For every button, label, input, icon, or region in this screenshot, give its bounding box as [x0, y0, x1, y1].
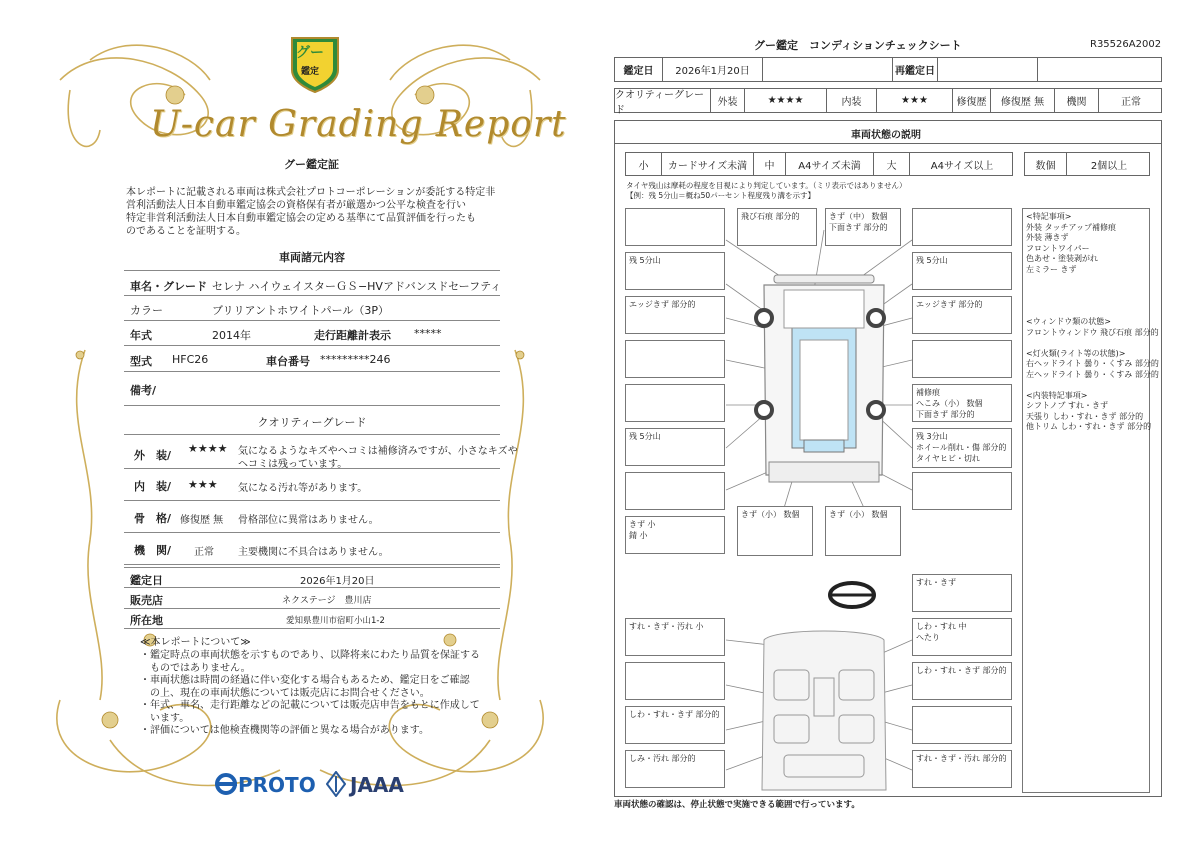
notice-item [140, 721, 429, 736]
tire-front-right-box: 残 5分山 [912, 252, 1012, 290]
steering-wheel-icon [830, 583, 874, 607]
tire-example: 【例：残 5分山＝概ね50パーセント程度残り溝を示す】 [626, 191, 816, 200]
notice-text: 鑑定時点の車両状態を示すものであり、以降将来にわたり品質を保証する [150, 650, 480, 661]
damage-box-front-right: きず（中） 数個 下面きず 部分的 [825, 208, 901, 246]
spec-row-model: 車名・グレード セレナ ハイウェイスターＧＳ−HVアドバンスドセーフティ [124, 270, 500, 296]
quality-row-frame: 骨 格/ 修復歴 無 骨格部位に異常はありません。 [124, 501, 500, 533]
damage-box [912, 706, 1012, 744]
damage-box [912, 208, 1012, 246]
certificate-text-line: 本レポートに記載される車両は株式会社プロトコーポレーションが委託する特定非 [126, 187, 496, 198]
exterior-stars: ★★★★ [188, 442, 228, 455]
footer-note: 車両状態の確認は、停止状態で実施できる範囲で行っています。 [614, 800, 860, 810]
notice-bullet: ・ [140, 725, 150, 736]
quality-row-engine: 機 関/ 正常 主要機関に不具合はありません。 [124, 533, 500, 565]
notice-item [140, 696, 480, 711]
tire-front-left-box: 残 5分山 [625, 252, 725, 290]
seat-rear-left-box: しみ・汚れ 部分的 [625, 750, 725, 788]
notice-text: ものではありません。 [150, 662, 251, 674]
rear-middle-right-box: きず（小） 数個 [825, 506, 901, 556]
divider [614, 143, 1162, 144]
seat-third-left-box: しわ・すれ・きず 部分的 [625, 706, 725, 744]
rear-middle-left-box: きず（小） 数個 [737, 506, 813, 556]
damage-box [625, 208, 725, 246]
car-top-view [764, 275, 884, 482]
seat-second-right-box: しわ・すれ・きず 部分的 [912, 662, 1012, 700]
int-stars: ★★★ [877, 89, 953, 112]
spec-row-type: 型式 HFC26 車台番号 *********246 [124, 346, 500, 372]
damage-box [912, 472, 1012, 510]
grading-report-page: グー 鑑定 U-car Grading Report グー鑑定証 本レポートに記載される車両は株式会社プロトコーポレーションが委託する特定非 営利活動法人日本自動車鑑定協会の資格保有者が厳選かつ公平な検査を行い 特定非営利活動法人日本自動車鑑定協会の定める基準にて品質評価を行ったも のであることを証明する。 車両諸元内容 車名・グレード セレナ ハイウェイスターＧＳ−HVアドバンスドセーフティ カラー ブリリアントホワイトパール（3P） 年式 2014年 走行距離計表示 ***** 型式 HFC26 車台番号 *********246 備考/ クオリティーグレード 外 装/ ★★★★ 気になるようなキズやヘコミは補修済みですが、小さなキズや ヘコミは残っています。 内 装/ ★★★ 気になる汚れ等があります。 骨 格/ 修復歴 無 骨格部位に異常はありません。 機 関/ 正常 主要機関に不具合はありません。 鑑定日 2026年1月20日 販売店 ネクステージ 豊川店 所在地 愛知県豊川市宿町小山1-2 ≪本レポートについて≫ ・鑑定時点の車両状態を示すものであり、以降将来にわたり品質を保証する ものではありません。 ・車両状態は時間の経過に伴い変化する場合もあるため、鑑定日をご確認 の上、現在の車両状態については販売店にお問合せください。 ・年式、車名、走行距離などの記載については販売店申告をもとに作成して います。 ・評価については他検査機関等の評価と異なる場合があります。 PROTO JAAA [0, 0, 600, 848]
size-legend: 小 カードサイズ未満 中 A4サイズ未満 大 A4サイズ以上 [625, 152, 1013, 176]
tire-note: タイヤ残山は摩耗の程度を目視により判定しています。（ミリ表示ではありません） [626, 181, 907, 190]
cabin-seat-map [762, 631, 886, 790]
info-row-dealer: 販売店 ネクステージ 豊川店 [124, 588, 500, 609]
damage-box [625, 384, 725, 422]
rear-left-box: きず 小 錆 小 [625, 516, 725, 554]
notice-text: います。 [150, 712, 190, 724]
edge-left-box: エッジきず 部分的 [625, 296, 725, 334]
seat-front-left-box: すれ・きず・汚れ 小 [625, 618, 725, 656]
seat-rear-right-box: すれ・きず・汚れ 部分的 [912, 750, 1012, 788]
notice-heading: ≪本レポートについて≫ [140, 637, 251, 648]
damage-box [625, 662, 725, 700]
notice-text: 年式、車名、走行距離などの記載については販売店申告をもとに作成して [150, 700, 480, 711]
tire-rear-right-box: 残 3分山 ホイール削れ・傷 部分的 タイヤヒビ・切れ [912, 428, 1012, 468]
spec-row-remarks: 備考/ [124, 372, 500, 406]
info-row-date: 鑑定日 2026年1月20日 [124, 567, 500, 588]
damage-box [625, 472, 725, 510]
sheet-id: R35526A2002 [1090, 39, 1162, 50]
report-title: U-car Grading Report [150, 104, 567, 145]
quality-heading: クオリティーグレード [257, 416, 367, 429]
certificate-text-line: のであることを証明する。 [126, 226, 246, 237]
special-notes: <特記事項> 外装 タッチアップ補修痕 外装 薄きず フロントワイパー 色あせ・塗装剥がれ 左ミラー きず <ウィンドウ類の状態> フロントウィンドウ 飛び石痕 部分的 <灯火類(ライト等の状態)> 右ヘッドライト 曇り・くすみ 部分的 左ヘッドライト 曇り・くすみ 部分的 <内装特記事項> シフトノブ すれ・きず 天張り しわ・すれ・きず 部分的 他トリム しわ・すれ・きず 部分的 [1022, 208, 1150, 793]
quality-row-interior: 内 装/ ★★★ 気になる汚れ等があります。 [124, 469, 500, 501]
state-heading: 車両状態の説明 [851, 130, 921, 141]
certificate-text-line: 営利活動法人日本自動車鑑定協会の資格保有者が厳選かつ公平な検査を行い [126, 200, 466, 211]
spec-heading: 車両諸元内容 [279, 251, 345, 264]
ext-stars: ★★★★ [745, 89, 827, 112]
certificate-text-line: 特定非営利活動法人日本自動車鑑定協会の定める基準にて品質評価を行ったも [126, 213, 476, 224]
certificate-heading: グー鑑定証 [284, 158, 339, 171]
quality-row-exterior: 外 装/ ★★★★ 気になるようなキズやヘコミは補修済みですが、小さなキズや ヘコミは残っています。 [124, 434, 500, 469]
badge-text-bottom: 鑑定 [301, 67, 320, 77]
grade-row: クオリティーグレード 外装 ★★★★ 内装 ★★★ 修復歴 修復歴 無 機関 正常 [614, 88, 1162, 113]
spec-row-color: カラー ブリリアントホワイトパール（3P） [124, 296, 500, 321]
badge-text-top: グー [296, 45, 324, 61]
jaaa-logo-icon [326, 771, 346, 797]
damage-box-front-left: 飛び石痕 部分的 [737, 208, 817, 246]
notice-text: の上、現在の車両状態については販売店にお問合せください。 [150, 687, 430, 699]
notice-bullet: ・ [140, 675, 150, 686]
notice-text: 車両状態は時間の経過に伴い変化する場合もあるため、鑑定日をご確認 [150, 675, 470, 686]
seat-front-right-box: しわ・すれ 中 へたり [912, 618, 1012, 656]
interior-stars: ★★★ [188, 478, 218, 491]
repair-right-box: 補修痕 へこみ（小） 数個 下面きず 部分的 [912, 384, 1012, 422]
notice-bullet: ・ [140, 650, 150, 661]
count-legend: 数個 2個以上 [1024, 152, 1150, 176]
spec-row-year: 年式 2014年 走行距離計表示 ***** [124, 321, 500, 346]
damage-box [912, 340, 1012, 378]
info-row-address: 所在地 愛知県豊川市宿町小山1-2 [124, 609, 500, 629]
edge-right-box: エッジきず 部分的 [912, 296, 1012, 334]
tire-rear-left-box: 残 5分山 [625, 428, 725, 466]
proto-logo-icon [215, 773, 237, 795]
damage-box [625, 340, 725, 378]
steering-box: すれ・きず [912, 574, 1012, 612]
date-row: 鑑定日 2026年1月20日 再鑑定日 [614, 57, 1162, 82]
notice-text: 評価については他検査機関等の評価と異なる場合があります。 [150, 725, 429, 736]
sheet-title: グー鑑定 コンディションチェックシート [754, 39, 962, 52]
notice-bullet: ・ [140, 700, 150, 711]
==*==
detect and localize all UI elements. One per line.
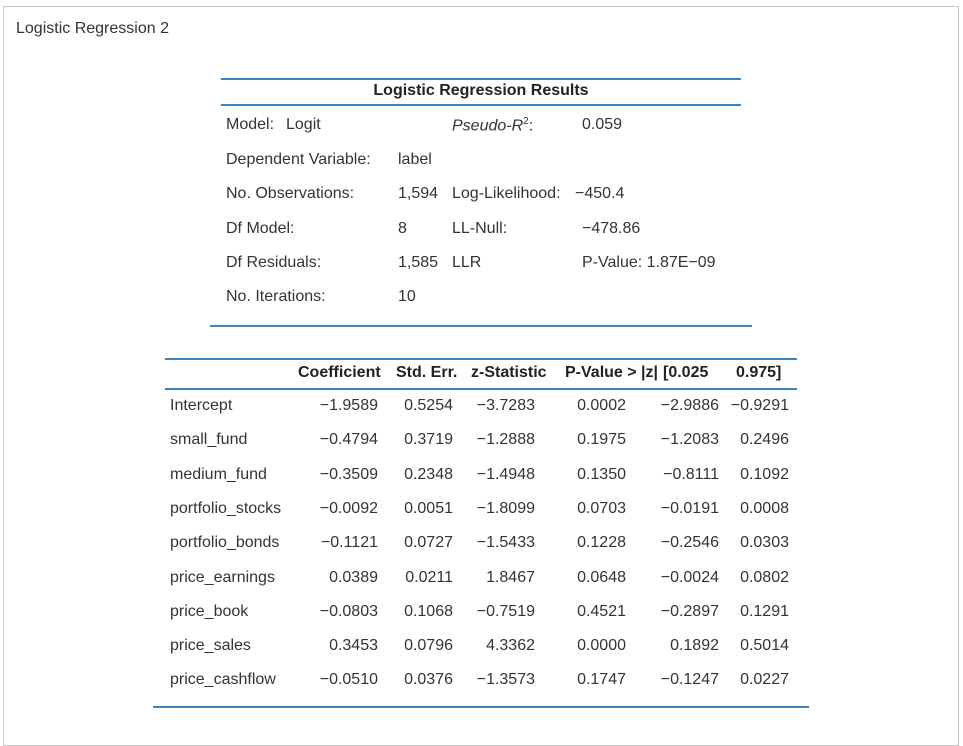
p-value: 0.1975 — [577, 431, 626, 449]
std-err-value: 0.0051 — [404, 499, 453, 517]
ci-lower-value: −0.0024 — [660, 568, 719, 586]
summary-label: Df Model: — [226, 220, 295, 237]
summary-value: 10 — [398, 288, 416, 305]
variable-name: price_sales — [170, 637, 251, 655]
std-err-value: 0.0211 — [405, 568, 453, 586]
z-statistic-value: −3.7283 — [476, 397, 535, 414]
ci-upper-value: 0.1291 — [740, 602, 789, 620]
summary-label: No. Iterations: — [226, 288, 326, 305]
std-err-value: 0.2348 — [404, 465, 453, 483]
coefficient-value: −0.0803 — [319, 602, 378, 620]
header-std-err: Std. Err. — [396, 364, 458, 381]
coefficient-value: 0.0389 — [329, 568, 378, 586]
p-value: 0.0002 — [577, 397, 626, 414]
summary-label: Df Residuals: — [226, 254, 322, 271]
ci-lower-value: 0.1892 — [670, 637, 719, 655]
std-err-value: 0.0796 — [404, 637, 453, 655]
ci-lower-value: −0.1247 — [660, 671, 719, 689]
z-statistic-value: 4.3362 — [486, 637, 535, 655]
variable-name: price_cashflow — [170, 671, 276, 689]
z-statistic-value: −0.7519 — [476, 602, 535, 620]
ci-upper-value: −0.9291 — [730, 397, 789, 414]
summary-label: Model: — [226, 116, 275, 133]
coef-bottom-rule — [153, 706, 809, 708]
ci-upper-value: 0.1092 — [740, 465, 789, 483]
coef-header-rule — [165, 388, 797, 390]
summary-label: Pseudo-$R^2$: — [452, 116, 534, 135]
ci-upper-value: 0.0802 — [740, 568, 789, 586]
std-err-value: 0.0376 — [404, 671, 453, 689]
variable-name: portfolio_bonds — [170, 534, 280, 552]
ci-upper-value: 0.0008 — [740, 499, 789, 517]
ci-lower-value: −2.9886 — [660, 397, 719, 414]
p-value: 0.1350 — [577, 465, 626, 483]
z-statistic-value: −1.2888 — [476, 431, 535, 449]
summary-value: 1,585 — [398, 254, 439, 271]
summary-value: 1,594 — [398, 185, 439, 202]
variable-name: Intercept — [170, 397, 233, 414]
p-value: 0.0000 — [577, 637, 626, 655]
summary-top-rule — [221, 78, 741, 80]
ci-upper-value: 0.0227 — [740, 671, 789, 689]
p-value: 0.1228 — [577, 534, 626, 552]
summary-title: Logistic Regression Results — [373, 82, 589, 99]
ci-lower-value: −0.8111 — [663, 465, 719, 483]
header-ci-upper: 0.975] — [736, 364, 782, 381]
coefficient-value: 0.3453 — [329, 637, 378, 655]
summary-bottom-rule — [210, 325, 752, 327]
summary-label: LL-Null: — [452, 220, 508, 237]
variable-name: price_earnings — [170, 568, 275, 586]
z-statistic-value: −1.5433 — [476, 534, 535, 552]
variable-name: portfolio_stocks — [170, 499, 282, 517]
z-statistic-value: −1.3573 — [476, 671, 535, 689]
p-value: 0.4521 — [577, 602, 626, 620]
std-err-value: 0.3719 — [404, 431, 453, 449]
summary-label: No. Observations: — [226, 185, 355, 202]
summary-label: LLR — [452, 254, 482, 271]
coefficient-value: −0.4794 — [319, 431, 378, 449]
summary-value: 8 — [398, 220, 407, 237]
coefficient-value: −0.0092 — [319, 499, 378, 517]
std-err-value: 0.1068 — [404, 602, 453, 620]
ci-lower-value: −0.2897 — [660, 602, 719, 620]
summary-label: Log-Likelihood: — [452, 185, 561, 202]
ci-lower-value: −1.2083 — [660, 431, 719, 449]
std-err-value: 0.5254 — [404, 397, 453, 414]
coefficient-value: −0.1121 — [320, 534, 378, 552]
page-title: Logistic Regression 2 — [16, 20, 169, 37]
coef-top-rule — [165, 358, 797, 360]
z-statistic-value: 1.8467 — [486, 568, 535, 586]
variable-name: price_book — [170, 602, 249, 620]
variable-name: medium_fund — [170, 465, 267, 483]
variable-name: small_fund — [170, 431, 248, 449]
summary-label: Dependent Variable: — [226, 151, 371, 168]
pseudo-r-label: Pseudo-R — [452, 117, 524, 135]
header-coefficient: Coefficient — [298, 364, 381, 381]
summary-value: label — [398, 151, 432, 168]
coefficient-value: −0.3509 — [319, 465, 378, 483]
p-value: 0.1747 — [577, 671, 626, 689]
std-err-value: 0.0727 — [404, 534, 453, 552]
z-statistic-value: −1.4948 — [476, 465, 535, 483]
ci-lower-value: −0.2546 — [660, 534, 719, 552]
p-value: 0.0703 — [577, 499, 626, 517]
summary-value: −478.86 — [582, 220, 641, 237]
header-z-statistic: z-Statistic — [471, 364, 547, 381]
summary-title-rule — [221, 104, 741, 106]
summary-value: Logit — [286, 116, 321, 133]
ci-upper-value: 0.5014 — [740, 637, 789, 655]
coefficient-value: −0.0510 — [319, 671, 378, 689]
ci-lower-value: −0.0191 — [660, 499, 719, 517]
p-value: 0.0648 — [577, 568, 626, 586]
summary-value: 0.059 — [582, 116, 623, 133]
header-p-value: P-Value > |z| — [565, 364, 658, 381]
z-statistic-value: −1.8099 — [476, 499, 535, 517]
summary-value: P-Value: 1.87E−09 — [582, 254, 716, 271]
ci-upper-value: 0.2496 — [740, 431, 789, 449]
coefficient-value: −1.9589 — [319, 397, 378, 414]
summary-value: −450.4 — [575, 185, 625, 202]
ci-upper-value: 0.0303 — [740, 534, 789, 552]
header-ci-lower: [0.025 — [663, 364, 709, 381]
==*==
Copy out word for word everything above from the line containing "p-value: 0.1975 — [577, 431, 626, 449]" down to the line containing "summary-bottom-rule — [210, 325, 752, 327]", keeping both of those lines.

p-value: 0.1975 — [577, 431, 626, 449]
std-err-value: 0.0051 — [404, 499, 453, 517]
ci-lower-value: −0.0024 — [660, 568, 719, 586]
summary-label: Df Model: — [226, 220, 295, 237]
summary-value: 10 — [398, 288, 416, 305]
variable-name: price_sales — [170, 637, 251, 655]
std-err-value: 0.0211 — [405, 568, 453, 586]
z-statistic-value: −3.7283 — [476, 397, 535, 414]
ci-upper-value: 0.1291 — [740, 602, 789, 620]
summary-label: No. Iterations: — [226, 288, 326, 305]
std-err-value: 0.2348 — [404, 465, 453, 483]
coefficient-value: −0.0803 — [319, 602, 378, 620]
header-std-err: Std. Err. — [396, 364, 458, 381]
coefficient-value: 0.0389 — [329, 568, 378, 586]
p-value: 0.0002 — [577, 397, 626, 414]
summary-label: Df Residuals: — [226, 254, 322, 271]
ci-lower-value: 0.1892 — [670, 637, 719, 655]
std-err-value: 0.0796 — [404, 637, 453, 655]
ci-lower-value: −0.1247 — [660, 671, 719, 689]
z-statistic-value: 4.3362 — [486, 637, 535, 655]
variable-name: price_cashflow — [170, 671, 276, 689]
z-statistic-value: −0.7519 — [476, 602, 535, 620]
ci-upper-value: −0.9291 — [730, 397, 789, 414]
summary-label: Model: — [226, 116, 275, 133]
coef-bottom-rule — [153, 706, 809, 708]
ci-upper-value: 0.1092 — [740, 465, 789, 483]
coef-header-rule — [165, 388, 797, 390]
summary-label: Pseudo-$R^2$: — [452, 116, 534, 135]
ci-upper-value: 0.0802 — [740, 568, 789, 586]
std-err-value: 0.0376 — [404, 671, 453, 689]
variable-name: portfolio_bonds — [170, 534, 280, 552]
ci-upper-value: 0.0008 — [740, 499, 789, 517]
ci-lower-value: −2.9886 — [660, 397, 719, 414]
p-value: 0.1350 — [577, 465, 626, 483]
z-statistic-value: −1.2888 — [476, 431, 535, 449]
summary-value: 1,585 — [398, 254, 439, 271]
summary-value: 1,594 — [398, 185, 439, 202]
variable-name: Intercept — [170, 397, 233, 414]
p-value: 0.0000 — [577, 637, 626, 655]
summary-top-rule — [221, 78, 741, 80]
ci-upper-value: 0.0227 — [740, 671, 789, 689]
p-value: 0.1228 — [577, 534, 626, 552]
summary-title: Logistic Regression Results — [373, 82, 589, 99]
ci-lower-value: −0.8111 — [663, 465, 719, 483]
header-ci-upper: 0.975] — [736, 364, 782, 381]
coefficient-value: 0.3453 — [329, 637, 378, 655]
summary-bottom-rule — [210, 325, 752, 327]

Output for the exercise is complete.